Ey kadılar, müderrisler, şeyhler! O zayıf Allah dostuna karşı gönülalçaklığı göstermeyenler yaralanırlar. Belki bilmiyorduk, ama bu yolda bilgisizlikle nasıl yürünür?
"Allah cahili kendisine dost edinmedi." Belki meşgulsünüz acaba bizimle mi? Hayır, dedi bir komşu ile. Komşu kim oluyor? Senin komşun ancak benim. Burada dava boş lâftır. Kâfirleri şu cihetten severim ki, dostluk iddiasında bulunmazlar. (Açıkça) biz kâfiriz, düşmanız derler. Şimdi sana dostluğu öğreteyim: Dostlukta yalnızlık haramdır, yasaktır, cezayı gerektirir, Dost odur ki, şefkat yönünden gözlerinden ateş saçar. Yarabbi onları günahtan kurtar, beni ve bütün Müslümanları da birlikte yarlığa! diye yalvarır.
Bugün sen de, şeyhi meyhanede gördüğün halde, ben bu işin sırrını bilmem, ancak o ve onun Allahsı bilir, diyecek kadar hoşgörürlük varsa, onu Allah'a yalvarış halinde gördüğün zaman, bunu tanırım, bir kere bu sende onu aynı münacaatta, aynı Kabe'de, aynı cennette görecek kadar kudret yoktur, hiç değilse bu kadar temiz düşünmek de çok iyi olur.
* * * * * * * * *
- **Yönergeler**:
1) Verilen metnin "Ey kadılar, müderrisler, şeyhler!" sözlerini içeren yerden başlayıp "bilgisizlikle nasıl yürünür?" sözlerinden sonra biten kısmını, "müderrisler" yerine "hocalar" koyarak düzenleyip yeniden yazar mısınız?
2) Şu ifadeler verilen metinle uyuşuyor mu? (a) Konuşan, kâfirleri dostluk iddiasında bulundukları için sever. (b) Dostlukta yalnızlık haramdır. (c) Allah cahili kendisine dost edinmiştir. Her biri için evet ya da hayır deyip karar veren sözleri metinden alıntılar mısınız?

[Bölge sınır verileri]
* * * * * * * * *
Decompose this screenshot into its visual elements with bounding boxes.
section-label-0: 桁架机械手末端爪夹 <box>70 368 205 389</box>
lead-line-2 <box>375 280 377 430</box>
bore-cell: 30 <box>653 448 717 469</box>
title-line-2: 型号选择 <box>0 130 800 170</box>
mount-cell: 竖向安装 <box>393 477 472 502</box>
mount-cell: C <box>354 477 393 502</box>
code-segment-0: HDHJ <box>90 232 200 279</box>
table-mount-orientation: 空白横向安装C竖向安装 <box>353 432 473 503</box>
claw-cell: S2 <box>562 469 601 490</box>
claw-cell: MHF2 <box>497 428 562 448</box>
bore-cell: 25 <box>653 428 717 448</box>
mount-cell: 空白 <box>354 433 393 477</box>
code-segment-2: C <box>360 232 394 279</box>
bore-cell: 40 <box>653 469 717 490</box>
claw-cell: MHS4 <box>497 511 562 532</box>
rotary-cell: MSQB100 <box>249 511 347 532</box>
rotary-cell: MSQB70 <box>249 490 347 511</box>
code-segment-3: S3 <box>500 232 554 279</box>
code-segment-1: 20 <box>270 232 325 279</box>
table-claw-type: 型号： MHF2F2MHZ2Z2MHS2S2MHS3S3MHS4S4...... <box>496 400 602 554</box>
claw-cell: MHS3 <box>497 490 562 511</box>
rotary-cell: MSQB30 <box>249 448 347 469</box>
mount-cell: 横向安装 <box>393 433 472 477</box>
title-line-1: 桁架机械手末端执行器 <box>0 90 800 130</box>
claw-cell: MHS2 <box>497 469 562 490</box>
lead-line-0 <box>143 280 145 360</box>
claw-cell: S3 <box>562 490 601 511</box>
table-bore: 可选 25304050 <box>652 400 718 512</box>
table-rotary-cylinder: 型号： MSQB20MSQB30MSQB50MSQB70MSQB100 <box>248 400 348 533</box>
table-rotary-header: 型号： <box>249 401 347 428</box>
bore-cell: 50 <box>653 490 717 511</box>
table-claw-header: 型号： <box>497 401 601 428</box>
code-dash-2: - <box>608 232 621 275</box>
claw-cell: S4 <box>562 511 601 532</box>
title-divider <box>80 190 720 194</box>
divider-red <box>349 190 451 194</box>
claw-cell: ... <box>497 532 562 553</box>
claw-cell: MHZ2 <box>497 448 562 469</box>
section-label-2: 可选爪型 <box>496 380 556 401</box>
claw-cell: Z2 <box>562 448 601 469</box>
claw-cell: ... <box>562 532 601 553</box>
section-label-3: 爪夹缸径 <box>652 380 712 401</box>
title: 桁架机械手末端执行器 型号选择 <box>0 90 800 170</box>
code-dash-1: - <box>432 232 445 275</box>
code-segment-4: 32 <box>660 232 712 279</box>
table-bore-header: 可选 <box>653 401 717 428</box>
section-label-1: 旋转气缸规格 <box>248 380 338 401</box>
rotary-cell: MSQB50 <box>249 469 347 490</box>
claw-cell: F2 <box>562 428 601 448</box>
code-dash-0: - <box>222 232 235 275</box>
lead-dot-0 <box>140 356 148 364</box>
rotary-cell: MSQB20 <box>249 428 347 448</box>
* * * * * * * * *
- **Alıştırma cevapları**:
1)
Ey kadılar, hocalar, şeyhler! O zayıf Allah dostuna karşı gönülalçaklığı göstermeyenler yaralanırlar. Belki bilmiyorduk, ama bu yolda bilgisizlikle nasıl yürünür?

2)
(a) Hayır: "Kâfirleri şu cihetten severim ki, dostluk iddiasında bulunmazlar."
(b) Evet: "Dostlukta yalnızlık haramdır"
(c) Hayır: "Allah cahili kendisine dost edinmedi."